[Figure collection entries]
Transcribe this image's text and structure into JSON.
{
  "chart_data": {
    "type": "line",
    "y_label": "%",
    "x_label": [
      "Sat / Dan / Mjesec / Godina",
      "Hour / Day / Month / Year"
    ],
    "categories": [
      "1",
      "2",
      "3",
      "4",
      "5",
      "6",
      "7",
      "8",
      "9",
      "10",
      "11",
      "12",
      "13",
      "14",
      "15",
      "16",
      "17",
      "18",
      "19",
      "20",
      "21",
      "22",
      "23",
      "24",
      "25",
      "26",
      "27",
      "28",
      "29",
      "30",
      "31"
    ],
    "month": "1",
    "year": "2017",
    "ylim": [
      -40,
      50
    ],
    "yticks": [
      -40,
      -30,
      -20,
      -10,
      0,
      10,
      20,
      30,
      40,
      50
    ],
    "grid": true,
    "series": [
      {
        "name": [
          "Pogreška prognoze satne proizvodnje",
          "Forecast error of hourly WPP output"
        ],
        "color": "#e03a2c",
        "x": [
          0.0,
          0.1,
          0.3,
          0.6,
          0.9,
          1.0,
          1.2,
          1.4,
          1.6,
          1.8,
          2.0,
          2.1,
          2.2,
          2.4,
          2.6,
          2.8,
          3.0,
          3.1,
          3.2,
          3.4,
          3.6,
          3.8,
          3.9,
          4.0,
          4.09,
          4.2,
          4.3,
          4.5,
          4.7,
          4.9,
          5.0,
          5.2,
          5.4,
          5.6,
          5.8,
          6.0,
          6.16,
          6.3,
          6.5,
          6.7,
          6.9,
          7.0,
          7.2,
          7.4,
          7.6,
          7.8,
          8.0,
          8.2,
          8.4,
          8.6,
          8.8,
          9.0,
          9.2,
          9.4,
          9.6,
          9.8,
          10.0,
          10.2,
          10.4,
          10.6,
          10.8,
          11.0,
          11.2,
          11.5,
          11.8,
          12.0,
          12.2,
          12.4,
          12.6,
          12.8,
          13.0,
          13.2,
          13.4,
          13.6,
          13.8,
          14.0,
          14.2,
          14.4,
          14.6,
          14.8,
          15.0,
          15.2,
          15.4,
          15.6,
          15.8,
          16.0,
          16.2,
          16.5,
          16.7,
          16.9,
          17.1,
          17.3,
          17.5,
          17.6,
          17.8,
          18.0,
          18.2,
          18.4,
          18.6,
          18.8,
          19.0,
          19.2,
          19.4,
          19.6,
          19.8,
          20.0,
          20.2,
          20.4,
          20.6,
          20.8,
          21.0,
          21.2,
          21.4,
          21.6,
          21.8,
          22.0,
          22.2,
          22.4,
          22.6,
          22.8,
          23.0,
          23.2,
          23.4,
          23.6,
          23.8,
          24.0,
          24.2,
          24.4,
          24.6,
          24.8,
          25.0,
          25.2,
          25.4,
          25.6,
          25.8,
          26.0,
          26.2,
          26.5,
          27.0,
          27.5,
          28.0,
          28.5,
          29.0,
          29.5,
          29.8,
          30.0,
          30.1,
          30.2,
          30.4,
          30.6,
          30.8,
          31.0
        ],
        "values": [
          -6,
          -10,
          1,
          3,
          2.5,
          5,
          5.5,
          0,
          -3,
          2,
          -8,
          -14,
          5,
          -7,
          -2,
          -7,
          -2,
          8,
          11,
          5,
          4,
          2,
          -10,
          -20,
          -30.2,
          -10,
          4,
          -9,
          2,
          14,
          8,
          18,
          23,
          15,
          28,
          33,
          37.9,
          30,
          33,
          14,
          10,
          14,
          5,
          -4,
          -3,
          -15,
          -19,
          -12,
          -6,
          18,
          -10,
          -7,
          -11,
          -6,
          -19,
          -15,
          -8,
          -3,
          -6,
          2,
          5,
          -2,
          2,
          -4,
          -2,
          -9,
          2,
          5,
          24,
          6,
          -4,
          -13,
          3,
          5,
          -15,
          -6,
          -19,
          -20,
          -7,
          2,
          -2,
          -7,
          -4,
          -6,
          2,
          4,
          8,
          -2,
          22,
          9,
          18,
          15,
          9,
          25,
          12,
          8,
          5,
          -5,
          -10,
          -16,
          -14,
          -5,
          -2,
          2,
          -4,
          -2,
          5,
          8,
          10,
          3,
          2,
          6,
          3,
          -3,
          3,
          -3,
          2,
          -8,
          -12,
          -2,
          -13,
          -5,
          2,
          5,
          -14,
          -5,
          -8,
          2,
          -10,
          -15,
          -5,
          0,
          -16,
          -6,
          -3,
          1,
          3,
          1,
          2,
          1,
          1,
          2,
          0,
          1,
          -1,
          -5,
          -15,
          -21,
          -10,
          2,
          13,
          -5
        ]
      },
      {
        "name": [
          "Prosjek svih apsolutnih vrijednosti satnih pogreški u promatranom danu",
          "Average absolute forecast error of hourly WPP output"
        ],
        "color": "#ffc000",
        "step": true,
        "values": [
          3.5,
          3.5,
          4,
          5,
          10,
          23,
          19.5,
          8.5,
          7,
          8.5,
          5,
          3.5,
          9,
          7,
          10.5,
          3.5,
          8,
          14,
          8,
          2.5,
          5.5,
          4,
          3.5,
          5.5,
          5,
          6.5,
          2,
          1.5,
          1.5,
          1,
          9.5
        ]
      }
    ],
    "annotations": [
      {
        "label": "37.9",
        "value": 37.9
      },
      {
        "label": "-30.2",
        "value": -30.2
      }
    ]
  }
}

## YOUR OBJECTIVE
Retype the material in full. Each word must match.

## EXERCISE SOLUTION
Transcribe this image's text and structure into JSON.
{
  "chart_data": {
    "type": "line",
    "y_label": "%",
    "x_label": [
      "Sat / Dan / Mjesec / Godina",
      "Hour / Day / Month / Year"
    ],
    "categories": [
      "1",
      "2",
      "3",
      "4",
      "5",
      "6",
      "7",
      "8",
      "9",
      "10",
      "11",
      "12",
      "13",
      "14",
      "15",
      "16",
      "17",
      "18",
      "19",
      "20",
      "21",
      "22",
      "23",
      "24",
      "25",
      "26",
      "27",
      "28",
      "29",
      "30",
      "31"
    ],
    "month": "1",
    "year": "2017",
    "ylim": [
      -40,
      50
    ],
    "yticks": [
      -40,
      -30,
      -20,
      -10,
      0,
      10,
      20,
      30,
      40,
      50
    ],
    "grid": true,
    "series": [
      {
        "name": [
          "Pogreška prognoze satne proizvodnje",
          "Forecast error of hourly WPP output"
        ],
        "color": "#e03a2c",
        "x": [
          0.0,
          0.1,
          0.3,
          0.6,
          0.9,
          1.0,
          1.2,
          1.4,
          1.6,
          1.8,
          2.0,
          2.1,
          2.2,
          2.4,
          2.6,
          2.8,
          3.0,
          3.1,
          3.2,
          3.4,
          3.6,
          3.8,
          3.9,
          4.0,
          4.09,
          4.2,
          4.3,
          4.5,
          4.7,
          4.9,
          5.0,
          5.2,
          5.4,
          5.6,
          5.8,
          6.0,
          6.16,
          6.3,
          6.5,
          6.7,
          6.9,
          7.0,
          7.2,
          7.4,
          7.6,
          7.8,
          8.0,
          8.2,
          8.4,
          8.6,
          8.8,
          9.0,
          9.2,
          9.4,
          9.6,
          9.8,
          10.0,
          10.2,
          10.4,
          10.6,
          10.8,
          11.0,
          11.2,
          11.5,
          11.8,
          12.0,
          12.2,
          12.4,
          12.6,
          12.8,
          13.0,
          13.2,
          13.4,
          13.6,
          13.8,
          14.0,
          14.2,
          14.4,
          14.6,
          14.8,
          15.0,
          15.2,
          15.4,
          15.6,
          15.8,
          16.0,
          16.2,
          16.5,
          16.7,
          16.9,
          17.1,
          17.3,
          17.5,
          17.6,
          17.8,
          18.0,
          18.2,
          18.4,
          18.6,
          18.8,
          19.0,
          19.2,
          19.4,
          19.6,
          19.8,
          20.0,
          20.2,
          20.4,
          20.6,
          20.8,
          21.0,
          21.2,
          21.4,
          21.6,
          21.8,
          22.0,
          22.2,
          22.4,
          22.6,
          22.8,
          23.0,
          23.2,
          23.4,
          23.6,
          23.8,
          24.0,
          24.2,
          24.4,
          24.6,
          24.8,
          25.0,
          25.2,
          25.4,
          25.6,
          25.8,
          26.0,
          26.2,
          26.5,
          27.0,
          27.5,
          28.0,
          28.5,
          29.0,
          29.5,
          29.8,
          30.0,
          30.1,
          30.2,
          30.4,
          30.6,
          30.8,
          31.0
        ],
        "values": [
          -6,
          -10,
          1,
          3,
          2.5,
          5,
          5.5,
          0,
          -3,
          2,
          -8,
          -14,
          5,
          -7,
          -2,
          -7,
          -2,
          8,
          11,
          5,
          4,
          2,
          -10,
          -20,
          -30.2,
          -10,
          4,
          -9,
          2,
          14,
          8,
          18,
          23,
          15,
          28,
          33,
          37.9,
          30,
          33,
          14,
          10,
          14,
          5,
          -4,
          -3,
          -15,
          -19,
          -12,
          -6,
          18,
          -10,
          -7,
          -11,
          -6,
          -19,
          -15,
          -8,
          -3,
          -6,
          2,
          5,
          -2,
          2,
          -4,
          -2,
          -9,
          2,
          5,
          24,
          6,
          -4,
          -13,
          3,
          5,
          -15,
          -6,
          -19,
          -20,
          -7,
          2,
          -2,
          -7,
          -4,
          -6,
          2,
          4,
          8,
          -2,
          22,
          9,
          18,
          15,
          9,
          25,
          12,
          8,
          5,
          -5,
          -10,
          -16,
          -14,
          -5,
          -2,
          2,
          -4,
          -2,
          5,
          8,
          10,
          3,
          2,
          6,
          3,
          -3,
          3,
          -3,
          2,
          -8,
          -12,
          -2,
          -13,
          -5,
          2,
          5,
          -14,
          -5,
          -8,
          2,
          -10,
          -15,
          -5,
          0,
          -16,
          -6,
          -3,
          1,
          3,
          1,
          2,
          1,
          1,
          2,
          0,
          1,
          -1,
          -5,
          -15,
          -21,
          -10,
          2,
          13,
          -5
        ]
      },
      {
        "name": [
          "Prosjek svih apsolutnih vrijednosti satnih pogreški u promatranom danu",
          "Average absolute forecast error of hourly WPP output"
        ],
        "color": "#ffc000",
        "step": true,
        "values": [
          3.5,
          3.5,
          4,
          5,
          10,
          23,
          19.5,
          8.5,
          7,
          8.5,
          5,
          3.5,
          9,
          7,
          10.5,
          3.5,
          8,
          14,
          8,
          2.5,
          5.5,
          4,
          3.5,
          5.5,
          5,
          6.5,
          2,
          1.5,
          1.5,
          1,
          9.5
        ]
      }
    ],
    "annotations": [
      {
        "label": "37.9",
        "value": 37.9
      },
      {
        "label": "-30.2",
        "value": -30.2
      }
    ]
  }
}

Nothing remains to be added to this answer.